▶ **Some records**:
· · ·

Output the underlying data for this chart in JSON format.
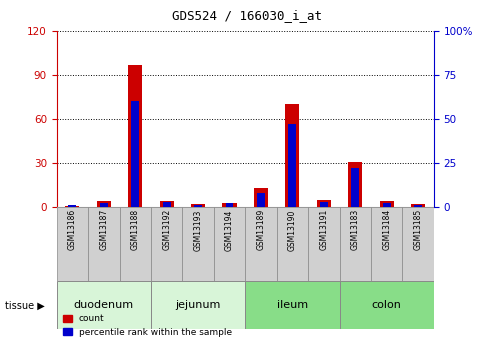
{
  "title": "GDS524 / 166030_i_at",
  "samples": [
    "GSM13186",
    "GSM13187",
    "GSM13188",
    "GSM13192",
    "GSM13193",
    "GSM13194",
    "GSM13189",
    "GSM13190",
    "GSM13191",
    "GSM13183",
    "GSM13184",
    "GSM13185"
  ],
  "count_values": [
    1,
    4,
    97,
    4,
    2,
    3,
    13,
    70,
    5,
    31,
    4,
    2
  ],
  "percentile_values": [
    1,
    2,
    60,
    3,
    1,
    2,
    8,
    47,
    3,
    22,
    2,
    1
  ],
  "tissues": [
    {
      "label": "duodenum",
      "start": 0,
      "end": 3,
      "color": "#d8f5d8"
    },
    {
      "label": "jejunum",
      "start": 3,
      "end": 6,
      "color": "#d8f5d8"
    },
    {
      "label": "ileum",
      "start": 6,
      "end": 9,
      "color": "#88dd88"
    },
    {
      "label": "colon",
      "start": 9,
      "end": 12,
      "color": "#88dd88"
    }
  ],
  "ylim_left": [
    0,
    120
  ],
  "ylim_right": [
    0,
    100
  ],
  "yticks_left": [
    0,
    30,
    60,
    90,
    120
  ],
  "yticks_right": [
    0,
    25,
    50,
    75,
    100
  ],
  "bar_color_red": "#cc0000",
  "bar_color_blue": "#0000cc",
  "red_bar_width": 0.45,
  "blue_bar_width": 0.25,
  "bg_color": "#ffffff",
  "tick_color_left": "#cc0000",
  "tick_color_right": "#0000cc",
  "sample_box_color": "#d0d0d0",
  "tissue_label_fontsize": 8,
  "sample_label_fontsize": 5.5,
  "title_fontsize": 9
}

· · ·

▶ **AIM**:
Omit the pictures. Transcribe every record exactly.

▶ **ANSWER TO THE TASK**:
Output the underlying data for this chart in JSON format.
{
  "title": "GDS524 / 166030_i_at",
  "samples": [
    "GSM13186",
    "GSM13187",
    "GSM13188",
    "GSM13192",
    "GSM13193",
    "GSM13194",
    "GSM13189",
    "GSM13190",
    "GSM13191",
    "GSM13183",
    "GSM13184",
    "GSM13185"
  ],
  "count_values": [
    1,
    4,
    97,
    4,
    2,
    3,
    13,
    70,
    5,
    31,
    4,
    2
  ],
  "percentile_values": [
    1,
    2,
    60,
    3,
    1,
    2,
    8,
    47,
    3,
    22,
    2,
    1
  ],
  "tissues": [
    {
      "label": "duodenum",
      "start": 0,
      "end": 3,
      "color": "#d8f5d8"
    },
    {
      "label": "jejunum",
      "start": 3,
      "end": 6,
      "color": "#d8f5d8"
    },
    {
      "label": "ileum",
      "start": 6,
      "end": 9,
      "color": "#88dd88"
    },
    {
      "label": "colon",
      "start": 9,
      "end": 12,
      "color": "#88dd88"
    }
  ],
  "ylim_left": [
    0,
    120
  ],
  "ylim_right": [
    0,
    100
  ],
  "yticks_left": [
    0,
    30,
    60,
    90,
    120
  ],
  "yticks_right": [
    0,
    25,
    50,
    75,
    100
  ],
  "bar_color_red": "#cc0000",
  "bar_color_blue": "#0000cc",
  "red_bar_width": 0.45,
  "blue_bar_width": 0.25,
  "bg_color": "#ffffff",
  "tick_color_left": "#cc0000",
  "tick_color_right": "#0000cc",
  "sample_box_color": "#d0d0d0",
  "tissue_label_fontsize": 8,
  "sample_label_fontsize": 5.5,
  "title_fontsize": 9
}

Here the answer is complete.